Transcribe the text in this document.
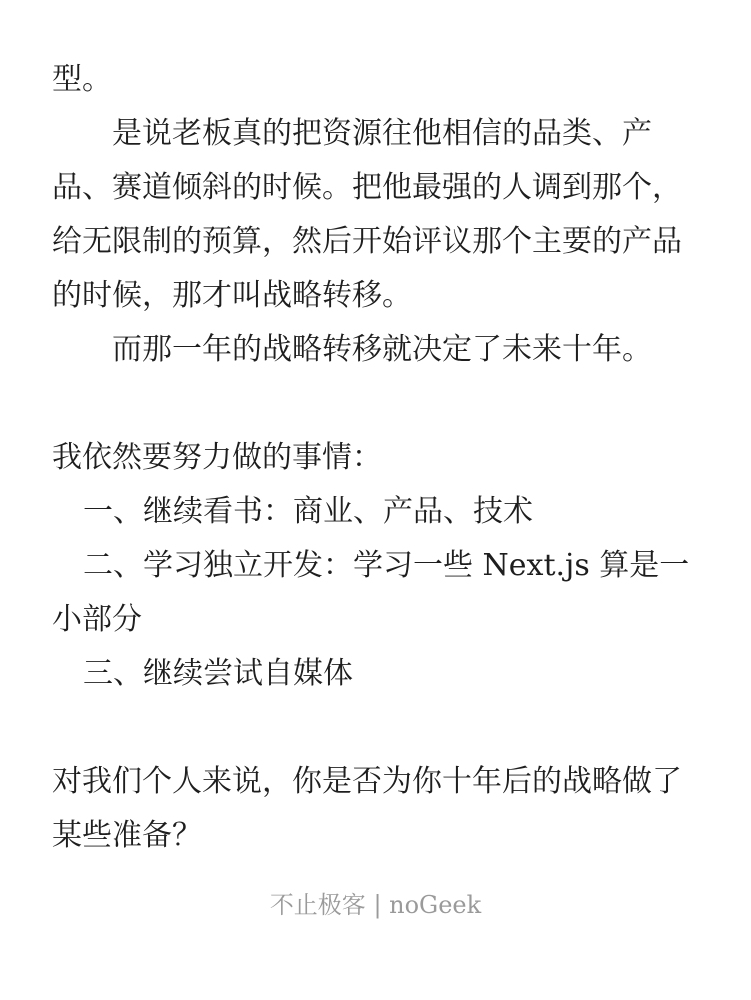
型。
是说老板真的把资源往他相信的品类、产
品、赛道倾斜的时候。把他最强的人调到那个，
给无限制的预算，然后开始评议那个主要的产品
的时候，那才叫战略转移。
而那一年的战略转移就决定了未来十年。
我依然要努力做的事情：
一、继续看书：商业、产品、技术
二、学习独立开发：学习一些 Next.js 算是一
小部分
三、继续尝试自媒体
对我们个人来说，你是否为你十年后的战略做了
某些准备？
不止极客 | noGeek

==============================

**What to work on**
Copy every entry exactly as written. Pictures are excluded.

**Task answer**
Transcribe the text in this document.
型。
是说老板真的把资源往他相信的品类、产
品、赛道倾斜的时候。把他最强的人调到那个，
给无限制的预算，然后开始评议那个主要的产品
的时候，那才叫战略转移。
而那一年的战略转移就决定了未来十年。
我依然要努力做的事情：
一、继续看书：商业、产品、技术
二、学习独立开发：学习一些 Next.js 算是一
小部分
三、继续尝试自媒体
对我们个人来说，你是否为你十年后的战略做了
某些准备？
不止极客 | noGeek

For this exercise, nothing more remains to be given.